Required task:
Rewrite the rows below, changing every "location" to "position" and keeping everything else the same. Leave the pictures out.

Items:
● ● ● ● ●

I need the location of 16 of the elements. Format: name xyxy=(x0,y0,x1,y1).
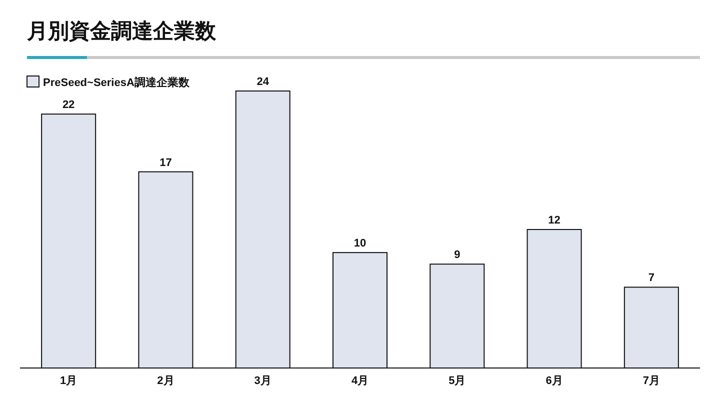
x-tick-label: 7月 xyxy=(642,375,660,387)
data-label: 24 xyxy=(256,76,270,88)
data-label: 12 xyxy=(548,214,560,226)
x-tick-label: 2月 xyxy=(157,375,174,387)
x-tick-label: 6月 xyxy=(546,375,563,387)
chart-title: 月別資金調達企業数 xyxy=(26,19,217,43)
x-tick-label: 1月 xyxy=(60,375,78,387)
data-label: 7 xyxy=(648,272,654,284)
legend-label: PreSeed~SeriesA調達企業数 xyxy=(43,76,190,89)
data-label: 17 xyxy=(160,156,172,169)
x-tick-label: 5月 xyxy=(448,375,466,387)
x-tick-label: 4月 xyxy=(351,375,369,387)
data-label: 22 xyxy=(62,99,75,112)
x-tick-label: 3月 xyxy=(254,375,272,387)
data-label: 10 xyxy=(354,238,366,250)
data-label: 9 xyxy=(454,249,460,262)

● ● ● ● ●

Output for this task:
I need the position of 16 of the elements. Format: name xyxy=(x0,y0,x1,y1).
x-tick-label: 7月 xyxy=(642,375,660,387)
data-label: 24 xyxy=(256,76,270,88)
data-label: 12 xyxy=(548,214,560,226)
x-tick-label: 2月 xyxy=(157,375,174,387)
x-tick-label: 6月 xyxy=(546,375,563,387)
chart-title: 月別資金調達企業数 xyxy=(26,19,217,43)
x-tick-label: 1月 xyxy=(60,375,78,387)
data-label: 7 xyxy=(648,272,654,284)
legend-label: PreSeed~SeriesA調達企業数 xyxy=(43,76,190,89)
data-label: 17 xyxy=(160,156,172,169)
x-tick-label: 5月 xyxy=(448,375,466,387)
x-tick-label: 4月 xyxy=(351,375,369,387)
data-label: 22 xyxy=(62,99,75,112)
x-tick-label: 3月 xyxy=(254,375,272,387)
data-label: 10 xyxy=(354,238,366,250)
data-label: 9 xyxy=(454,249,460,262)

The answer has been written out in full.